** Begin Data listing **

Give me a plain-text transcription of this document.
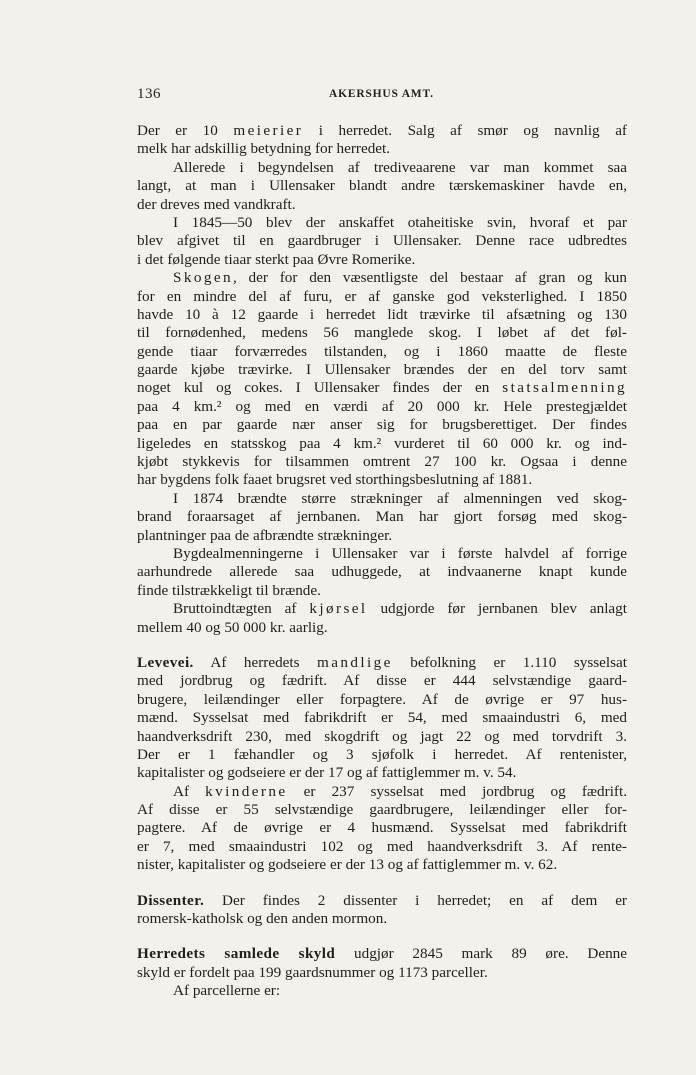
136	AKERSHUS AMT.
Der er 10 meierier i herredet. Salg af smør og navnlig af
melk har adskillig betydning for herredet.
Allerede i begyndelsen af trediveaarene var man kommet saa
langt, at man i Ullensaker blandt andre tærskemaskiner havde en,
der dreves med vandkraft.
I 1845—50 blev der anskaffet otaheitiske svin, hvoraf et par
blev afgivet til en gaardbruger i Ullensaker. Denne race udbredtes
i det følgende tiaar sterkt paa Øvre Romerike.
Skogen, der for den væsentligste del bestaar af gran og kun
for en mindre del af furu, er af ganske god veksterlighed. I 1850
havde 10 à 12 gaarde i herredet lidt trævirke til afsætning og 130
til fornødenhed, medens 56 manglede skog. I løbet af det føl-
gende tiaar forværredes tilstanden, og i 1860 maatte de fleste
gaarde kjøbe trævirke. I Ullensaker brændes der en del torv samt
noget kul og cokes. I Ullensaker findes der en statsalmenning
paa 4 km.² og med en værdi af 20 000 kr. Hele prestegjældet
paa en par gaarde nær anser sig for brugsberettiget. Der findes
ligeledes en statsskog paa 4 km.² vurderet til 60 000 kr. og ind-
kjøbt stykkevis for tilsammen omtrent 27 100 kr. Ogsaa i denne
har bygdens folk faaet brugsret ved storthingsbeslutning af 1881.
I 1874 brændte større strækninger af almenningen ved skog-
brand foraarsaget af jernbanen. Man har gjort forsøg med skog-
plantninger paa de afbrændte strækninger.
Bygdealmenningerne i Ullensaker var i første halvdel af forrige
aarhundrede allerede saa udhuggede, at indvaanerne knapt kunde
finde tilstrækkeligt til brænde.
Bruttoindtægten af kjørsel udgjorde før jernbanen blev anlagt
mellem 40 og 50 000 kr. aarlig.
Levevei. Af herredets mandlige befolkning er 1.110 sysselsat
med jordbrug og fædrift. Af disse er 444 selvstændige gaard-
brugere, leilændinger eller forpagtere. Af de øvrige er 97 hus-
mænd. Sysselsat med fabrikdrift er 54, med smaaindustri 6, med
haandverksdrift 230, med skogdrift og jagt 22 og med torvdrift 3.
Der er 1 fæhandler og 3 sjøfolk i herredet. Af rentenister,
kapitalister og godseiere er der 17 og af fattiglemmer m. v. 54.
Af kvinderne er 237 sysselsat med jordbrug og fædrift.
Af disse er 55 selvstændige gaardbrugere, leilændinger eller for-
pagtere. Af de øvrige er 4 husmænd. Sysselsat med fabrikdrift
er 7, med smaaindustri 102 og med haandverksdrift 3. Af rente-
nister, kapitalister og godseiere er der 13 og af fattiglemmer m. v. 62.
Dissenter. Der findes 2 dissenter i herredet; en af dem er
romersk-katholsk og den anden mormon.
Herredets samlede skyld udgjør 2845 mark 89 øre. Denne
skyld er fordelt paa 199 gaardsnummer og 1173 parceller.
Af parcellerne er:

** End Data listing **

Reproduce the material above in full, exactly, with no images.

Give me a plain-text transcription of this document.
136	AKERSHUS AMT.
Der er 10 meierier i herredet. Salg af smør og navnlig af
melk har adskillig betydning for herredet.
Allerede i begyndelsen af trediveaarene var man kommet saa
langt, at man i Ullensaker blandt andre tærskemaskiner havde en,
der dreves med vandkraft.
I 1845—50 blev der anskaffet otaheitiske svin, hvoraf et par
blev afgivet til en gaardbruger i Ullensaker. Denne race udbredtes
i det følgende tiaar sterkt paa Øvre Romerike.
Skogen, der for den væsentligste del bestaar af gran og kun
for en mindre del af furu, er af ganske god veksterlighed. I 1850
havde 10 à 12 gaarde i herredet lidt trævirke til afsætning og 130
til fornødenhed, medens 56 manglede skog. I løbet af det føl-
gende tiaar forværredes tilstanden, og i 1860 maatte de fleste
gaarde kjøbe trævirke. I Ullensaker brændes der en del torv samt
noget kul og cokes. I Ullensaker findes der en statsalmenning
paa 4 km.² og med en værdi af 20 000 kr. Hele prestegjældet
paa en par gaarde nær anser sig for brugsberettiget. Der findes
ligeledes en statsskog paa 4 km.² vurderet til 60 000 kr. og ind-
kjøbt stykkevis for tilsammen omtrent 27 100 kr. Ogsaa i denne
har bygdens folk faaet brugsret ved storthingsbeslutning af 1881.
I 1874 brændte større strækninger af almenningen ved skog-
brand foraarsaget af jernbanen. Man har gjort forsøg med skog-
plantninger paa de afbrændte strækninger.
Bygdealmenningerne i Ullensaker var i første halvdel af forrige
aarhundrede allerede saa udhuggede, at indvaanerne knapt kunde
finde tilstrækkeligt til brænde.
Bruttoindtægten af kjørsel udgjorde før jernbanen blev anlagt
mellem 40 og 50 000 kr. aarlig.
Levevei. Af herredets mandlige befolkning er 1.110 sysselsat
med jordbrug og fædrift. Af disse er 444 selvstændige gaard-
brugere, leilændinger eller forpagtere. Af de øvrige er 97 hus-
mænd. Sysselsat med fabrikdrift er 54, med smaaindustri 6, med
haandverksdrift 230, med skogdrift og jagt 22 og med torvdrift 3.
Der er 1 fæhandler og 3 sjøfolk i herredet. Af rentenister,
kapitalister og godseiere er der 17 og af fattiglemmer m. v. 54.
Af kvinderne er 237 sysselsat med jordbrug og fædrift.
Af disse er 55 selvstændige gaardbrugere, leilændinger eller for-
pagtere. Af de øvrige er 4 husmænd. Sysselsat med fabrikdrift
er 7, med smaaindustri 102 og med haandverksdrift 3. Af rente-
nister, kapitalister og godseiere er der 13 og af fattiglemmer m. v. 62.
Dissenter. Der findes 2 dissenter i herredet; en af dem er
romersk-katholsk og den anden mormon.
Herredets samlede skyld udgjør 2845 mark 89 øre. Denne
skyld er fordelt paa 199 gaardsnummer og 1173 parceller.
Af parcellerne er:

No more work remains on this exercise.